▶ [TEXT PASSAGE]

◇ ◇ ◇ ◇ ◇

Right, but this is different from some of the pairing proofs we talked about before. The paper is here : http://people.reed.edu/~ormsbyk/138/ConwayGordon.pdf <http://people.reed.edu/~ormsbyk/138/ConwayGordon.pdf> They show that the sum mod 2 of the number of linked pairs of triangles is the same for all embeddings since it’s invariant under crossing changes, and then they show that it is 1 for a particular embedding. C
On Apr 16, 2020, at 5:24 AM, Adam P. Goucher <apgoucher@gmx.com> wrote:
It seems that the Conway-Gordon theorem is another example: the authors prove that, given 6 points in general position in R^3, the number of ways [out of (6 choose 3)/2 == 10] to partition them into two *linked* triangles is necessarily odd.
https://twitter.com/JSEllenberg/status/1250585677202325505
Sent: Friday, January 31, 2020 at 6:45 PM From: "James Aaronson" <jamesaaaronson@gmail.com> To: "math-fun" <math-fun@mailman.xmission.com> Subject: Re: [math-fun] Existence from parity
For the Square Peg Problem https://en.wikipedia.org/wiki/Inscribed_square_problem, if the curve is piecewise smooth, the argument shows that there is an odd number of inscribed squares (generically).
https://www.ams.org/notices/201404/rnoti-p346.pdf
James
On Wed, Jan 29, 2020 at 2:45 PM James Propp <jamespropp@gmail.com> wrote:
What are people’s favorite examples of existence proofs that show that a set is not empty by showing that its cardinality is odd?

◇ ◇ ◇ ◇ ◇

▶ [WORK ITEM]
Transcribe the portion of the email thread on parity-based existence proofs starting at "https://twitter.com/JSEllenberg/status/1250585677202325505" and ending at "inscribed squares (generically).", reproducing every character without alteration.

◇ ◇ ◇ ◇ ◇

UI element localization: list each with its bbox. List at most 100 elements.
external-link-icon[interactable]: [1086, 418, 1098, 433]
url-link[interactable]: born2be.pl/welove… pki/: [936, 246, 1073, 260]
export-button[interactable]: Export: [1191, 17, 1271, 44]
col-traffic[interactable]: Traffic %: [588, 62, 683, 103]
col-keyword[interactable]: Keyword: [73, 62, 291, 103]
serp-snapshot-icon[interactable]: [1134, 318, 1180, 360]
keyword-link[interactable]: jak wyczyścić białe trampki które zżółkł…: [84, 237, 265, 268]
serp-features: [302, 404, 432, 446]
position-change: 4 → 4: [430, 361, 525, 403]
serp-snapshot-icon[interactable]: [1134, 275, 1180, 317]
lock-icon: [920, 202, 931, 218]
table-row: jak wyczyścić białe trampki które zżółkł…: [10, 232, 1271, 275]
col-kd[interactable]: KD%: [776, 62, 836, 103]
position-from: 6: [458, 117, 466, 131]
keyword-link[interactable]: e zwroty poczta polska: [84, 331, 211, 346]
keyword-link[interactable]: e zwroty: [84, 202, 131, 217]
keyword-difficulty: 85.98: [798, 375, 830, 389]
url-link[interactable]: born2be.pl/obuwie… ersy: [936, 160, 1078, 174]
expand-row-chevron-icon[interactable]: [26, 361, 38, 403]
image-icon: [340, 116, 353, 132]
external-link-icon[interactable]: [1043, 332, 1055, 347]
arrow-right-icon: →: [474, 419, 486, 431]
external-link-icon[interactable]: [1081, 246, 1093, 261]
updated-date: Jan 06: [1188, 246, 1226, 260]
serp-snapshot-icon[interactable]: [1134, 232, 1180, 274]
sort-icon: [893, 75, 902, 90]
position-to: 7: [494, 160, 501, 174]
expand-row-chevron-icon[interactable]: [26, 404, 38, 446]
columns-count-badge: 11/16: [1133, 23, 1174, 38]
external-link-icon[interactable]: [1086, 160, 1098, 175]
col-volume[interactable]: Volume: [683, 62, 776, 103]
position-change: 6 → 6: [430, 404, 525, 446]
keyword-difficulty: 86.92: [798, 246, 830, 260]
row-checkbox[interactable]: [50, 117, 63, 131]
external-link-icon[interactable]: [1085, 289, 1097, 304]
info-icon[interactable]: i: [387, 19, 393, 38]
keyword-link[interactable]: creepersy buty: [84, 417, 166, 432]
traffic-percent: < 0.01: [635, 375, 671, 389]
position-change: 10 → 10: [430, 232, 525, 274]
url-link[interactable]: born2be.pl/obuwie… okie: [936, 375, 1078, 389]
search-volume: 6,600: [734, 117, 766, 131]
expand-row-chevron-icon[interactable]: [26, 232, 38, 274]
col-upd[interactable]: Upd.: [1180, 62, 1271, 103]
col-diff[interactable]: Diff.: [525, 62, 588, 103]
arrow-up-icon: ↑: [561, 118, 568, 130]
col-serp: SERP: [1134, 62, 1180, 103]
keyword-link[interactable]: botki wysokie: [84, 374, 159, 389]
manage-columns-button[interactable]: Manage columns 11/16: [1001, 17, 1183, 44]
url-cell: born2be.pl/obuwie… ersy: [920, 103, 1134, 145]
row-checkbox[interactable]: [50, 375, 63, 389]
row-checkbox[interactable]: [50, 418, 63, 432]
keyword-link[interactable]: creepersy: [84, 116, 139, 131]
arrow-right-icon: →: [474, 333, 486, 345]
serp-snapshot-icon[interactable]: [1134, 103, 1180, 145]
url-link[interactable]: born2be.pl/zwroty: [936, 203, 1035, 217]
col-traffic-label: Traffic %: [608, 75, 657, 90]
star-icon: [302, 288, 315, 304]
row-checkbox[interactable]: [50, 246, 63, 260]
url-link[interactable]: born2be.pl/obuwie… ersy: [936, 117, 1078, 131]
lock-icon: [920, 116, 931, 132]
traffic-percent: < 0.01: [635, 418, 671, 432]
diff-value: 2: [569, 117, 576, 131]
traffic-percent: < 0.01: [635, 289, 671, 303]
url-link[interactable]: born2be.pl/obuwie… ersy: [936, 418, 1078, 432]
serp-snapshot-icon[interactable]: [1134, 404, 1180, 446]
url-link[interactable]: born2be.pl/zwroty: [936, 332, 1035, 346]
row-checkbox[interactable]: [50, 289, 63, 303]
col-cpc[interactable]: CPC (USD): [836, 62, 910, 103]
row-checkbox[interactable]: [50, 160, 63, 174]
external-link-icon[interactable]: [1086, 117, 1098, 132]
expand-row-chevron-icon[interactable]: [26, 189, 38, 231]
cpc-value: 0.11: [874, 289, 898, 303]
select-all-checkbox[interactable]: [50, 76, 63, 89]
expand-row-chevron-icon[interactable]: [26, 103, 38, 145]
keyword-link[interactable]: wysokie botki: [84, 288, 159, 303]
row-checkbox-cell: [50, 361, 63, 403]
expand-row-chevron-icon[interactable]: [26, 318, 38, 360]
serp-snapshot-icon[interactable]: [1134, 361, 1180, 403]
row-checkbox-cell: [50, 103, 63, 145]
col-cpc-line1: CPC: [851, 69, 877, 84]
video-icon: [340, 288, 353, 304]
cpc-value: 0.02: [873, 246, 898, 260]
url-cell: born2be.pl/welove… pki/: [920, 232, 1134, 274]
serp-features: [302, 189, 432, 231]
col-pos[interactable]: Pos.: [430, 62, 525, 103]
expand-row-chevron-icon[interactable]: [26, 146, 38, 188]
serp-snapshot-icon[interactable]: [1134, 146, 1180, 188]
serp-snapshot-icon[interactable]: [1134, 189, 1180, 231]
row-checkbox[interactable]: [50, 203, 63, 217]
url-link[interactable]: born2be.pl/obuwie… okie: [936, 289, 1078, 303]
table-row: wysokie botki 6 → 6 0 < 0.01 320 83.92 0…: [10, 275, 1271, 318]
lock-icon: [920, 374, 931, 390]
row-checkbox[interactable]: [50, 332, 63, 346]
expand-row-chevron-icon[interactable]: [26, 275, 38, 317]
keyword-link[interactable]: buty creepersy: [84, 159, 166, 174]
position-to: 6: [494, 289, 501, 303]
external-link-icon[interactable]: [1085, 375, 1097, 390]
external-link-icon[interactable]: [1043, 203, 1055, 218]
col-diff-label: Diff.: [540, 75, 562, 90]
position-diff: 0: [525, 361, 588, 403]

◇ ◇ ◇ ◇ ◇

▶ [YOUR RESPONSE]
https://twitter.com/JSEllenberg/status/1250585677202325505
Sent: Friday, January 31, 2020 at 6:45 PM From: "James Aaronson" <jamesaaaronson@gmail.com> To: "math-fun" <math-fun@mailman.xmission.com> Subject: Re: [math-fun] Existence from parity
For the Square Peg Problem https://en.wikipedia.org/wiki/Inscribed_square_problem, if the curve is piecewise smooth, the argument shows that there is an odd number of inscribed squares (generically).